Collected data
▬▬▬

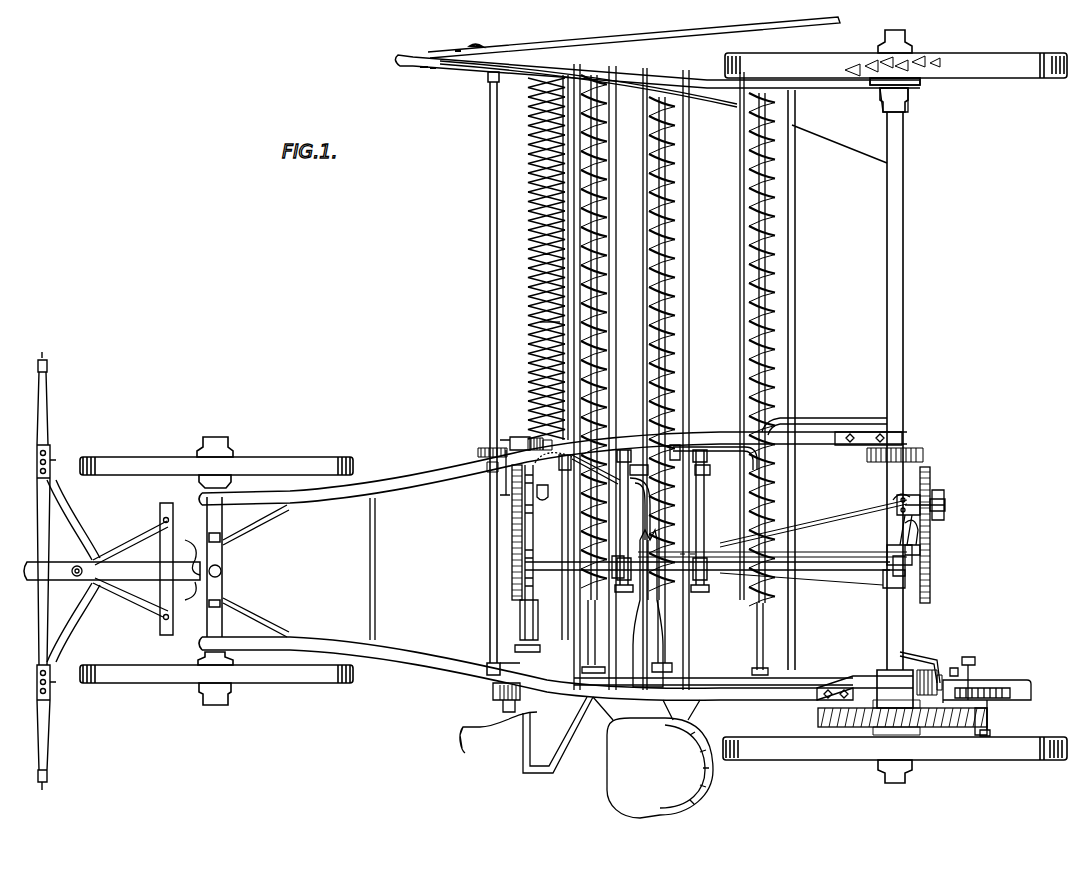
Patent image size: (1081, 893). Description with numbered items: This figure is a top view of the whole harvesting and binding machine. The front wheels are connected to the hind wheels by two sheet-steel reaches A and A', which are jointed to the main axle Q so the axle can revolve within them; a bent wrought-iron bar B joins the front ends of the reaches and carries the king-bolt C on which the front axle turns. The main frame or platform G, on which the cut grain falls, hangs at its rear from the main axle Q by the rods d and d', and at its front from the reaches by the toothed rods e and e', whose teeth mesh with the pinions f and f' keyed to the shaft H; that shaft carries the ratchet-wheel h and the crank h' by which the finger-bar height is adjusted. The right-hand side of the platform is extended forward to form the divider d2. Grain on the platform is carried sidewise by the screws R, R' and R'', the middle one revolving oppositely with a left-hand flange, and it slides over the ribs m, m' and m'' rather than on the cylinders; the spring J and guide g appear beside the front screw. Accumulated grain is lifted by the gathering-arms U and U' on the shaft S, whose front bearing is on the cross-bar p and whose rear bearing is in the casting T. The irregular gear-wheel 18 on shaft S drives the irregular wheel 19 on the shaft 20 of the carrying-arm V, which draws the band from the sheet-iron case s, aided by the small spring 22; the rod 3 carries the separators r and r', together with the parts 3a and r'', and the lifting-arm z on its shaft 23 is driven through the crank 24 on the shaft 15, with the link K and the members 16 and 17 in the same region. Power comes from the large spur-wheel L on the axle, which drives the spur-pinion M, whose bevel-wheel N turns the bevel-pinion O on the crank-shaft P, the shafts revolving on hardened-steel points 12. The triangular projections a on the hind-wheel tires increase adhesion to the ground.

The triangular projections a is at (894, 66).
The divider d2 is at (657, 62).
The suspension rod d' is at (901, 95).
The suspension rod d is at (692, 388).
The main axle Q is at (898, 410).
The main frame or platform G is at (837, 380).
The spring J is at (540, 257).
The spring guide g is at (540, 323).
The rib m is at (604, 377).
The rib m' is at (679, 379).
The rib m'' is at (782, 336).
The front screw R is at (604, 374).
The middle screw R' is at (679, 384).
The screw R'' is at (783, 384).
The reach A is at (556, 599).
The reach A' is at (553, 468).
The wrought-iron bar B is at (191, 567).
The king-bolt C is at (222, 571).
The crank-shaft P is at (713, 675).
The irregular wheel 19 is at (509, 532).
The irregular gear-wheel 18 is at (514, 552).
The suspending rod e' is at (504, 456).
The pinion f' is at (547, 438).
The carrying-arm shaft 20 is at (542, 492).
The carrying-arm V is at (559, 547).
The connecting rod K is at (575, 535).
The cross-bar p is at (528, 610).
The shaft H is at (536, 622).
The ratchet-wheel h is at (526, 653).
The suspending rod e is at (495, 687).
The pinion f is at (546, 729).
The crank h' is at (498, 733).
The gathering-arm shaft S is at (738, 569).
The lifting-arm z is at (738, 540).
The gathering-arm U is at (625, 521).
The gathering-arm U' is at (705, 521).
The small spring 22 is at (640, 507).
The separator r is at (639, 468).
The separator r' is at (704, 471).
The bracket 3a is at (676, 457).
The rod 3 is at (780, 438).
The sheet-iron case s is at (648, 608).
The rack 16 is at (930, 478).
The casting T is at (895, 527).
The crank 24 is at (915, 519).
The shaft 15 is at (937, 505).
The lifting-arm shaft 23 is at (912, 532).
The block 17 is at (930, 587).
The bearing r'' is at (894, 519).
The large spur-wheel L is at (894, 717).
The spur-pinion M is at (990, 720).
The bevel-pinion O is at (922, 668).
The large bevel-wheel N is at (1000, 688).
The hardened-steel points 12 is at (968, 699).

▬▬▬

◆ What needs to be done ◆
Copy every line of the data above word for word, leaving out the pictures.

◆ Answer to the exercise ◆
Patent image size: (1081, 893). Description with numbered items: This figure is a top view of the whole harvesting and binding machine. The front wheels are connected to the hind wheels by two sheet-steel reaches A and A', which are jointed to the main axle Q so the axle can revolve within them; a bent wrought-iron bar B joins the front ends of the reaches and carries the king-bolt C on which the front axle turns. The main frame or platform G, on which the cut grain falls, hangs at its rear from the main axle Q by the rods d and d', and at its front from the reaches by the toothed rods e and e', whose teeth mesh with the pinions f and f' keyed to the shaft H; that shaft carries the ratchet-wheel h and the crank h' by which the finger-bar height is adjusted. The right-hand side of the platform is extended forward to form the divider d2. Grain on the platform is carried sidewise by the screws R, R' and R'', the middle one revolving oppositely with a left-hand flange, and it slides over the ribs m, m' and m'' rather than on the cylinders; the spring J and guide g appear beside the front screw. Accumulated grain is lifted by the gathering-arms U and U' on the shaft S, whose front bearing is on the cross-bar p and whose rear bearing is in the casting T. The irregular gear-wheel 18 on shaft S drives the irregular wheel 19 on the shaft 20 of the carrying-arm V, which draws the band from the sheet-iron case s, aided by the small spring 22; the rod 3 carries the separators r and r', together with the parts 3a and r'', and the lifting-arm z on its shaft 23 is driven through the crank 24 on the shaft 15, with the link K and the members 16 and 17 in the same region. Power comes from the large spur-wheel L on the axle, which drives the spur-pinion M, whose bevel-wheel N turns the bevel-pinion O on the crank-shaft P, the shafts revolving on hardened-steel points 12. The triangular projections a on the hind-wheel tires increase adhesion to the ground.

The triangular projections a is at (894, 66).
The divider d2 is at (657, 62).
The suspension rod d' is at (901, 95).
The suspension rod d is at (692, 388).
The main axle Q is at (898, 410).
The main frame or platform G is at (837, 380).
The spring J is at (540, 257).
The spring guide g is at (540, 323).
The rib m is at (604, 377).
The rib m' is at (679, 379).
The rib m'' is at (782, 336).
The front screw R is at (604, 374).
The middle screw R' is at (679, 384).
The screw R'' is at (783, 384).
The reach A is at (556, 599).
The reach A' is at (553, 468).
The wrought-iron bar B is at (191, 567).
The king-bolt C is at (222, 571).
The crank-shaft P is at (713, 675).
The irregular wheel 19 is at (509, 532).
The irregular gear-wheel 18 is at (514, 552).
The suspending rod e' is at (504, 456).
The pinion f' is at (547, 438).
The carrying-arm shaft 20 is at (542, 492).
The carrying-arm V is at (559, 547).
The connecting rod K is at (575, 535).
The cross-bar p is at (528, 610).
The shaft H is at (536, 622).
The ratchet-wheel h is at (526, 653).
The suspending rod e is at (495, 687).
The pinion f is at (546, 729).
The crank h' is at (498, 733).
The gathering-arm shaft S is at (738, 569).
The lifting-arm z is at (738, 540).
The gathering-arm U is at (625, 521).
The gathering-arm U' is at (705, 521).
The small spring 22 is at (640, 507).
The separator r is at (639, 468).
The separator r' is at (704, 471).
The bracket 3a is at (676, 457).
The rod 3 is at (780, 438).
The sheet-iron case s is at (648, 608).
The rack 16 is at (930, 478).
The casting T is at (895, 527).
The crank 24 is at (915, 519).
The shaft 15 is at (937, 505).
The lifting-arm shaft 23 is at (912, 532).
The block 17 is at (930, 587).
The bearing r'' is at (894, 519).
The large spur-wheel L is at (894, 717).
The spur-pinion M is at (990, 720).
The bevel-pinion O is at (922, 668).
The large bevel-wheel N is at (1000, 688).
The hardened-steel points 12 is at (968, 699).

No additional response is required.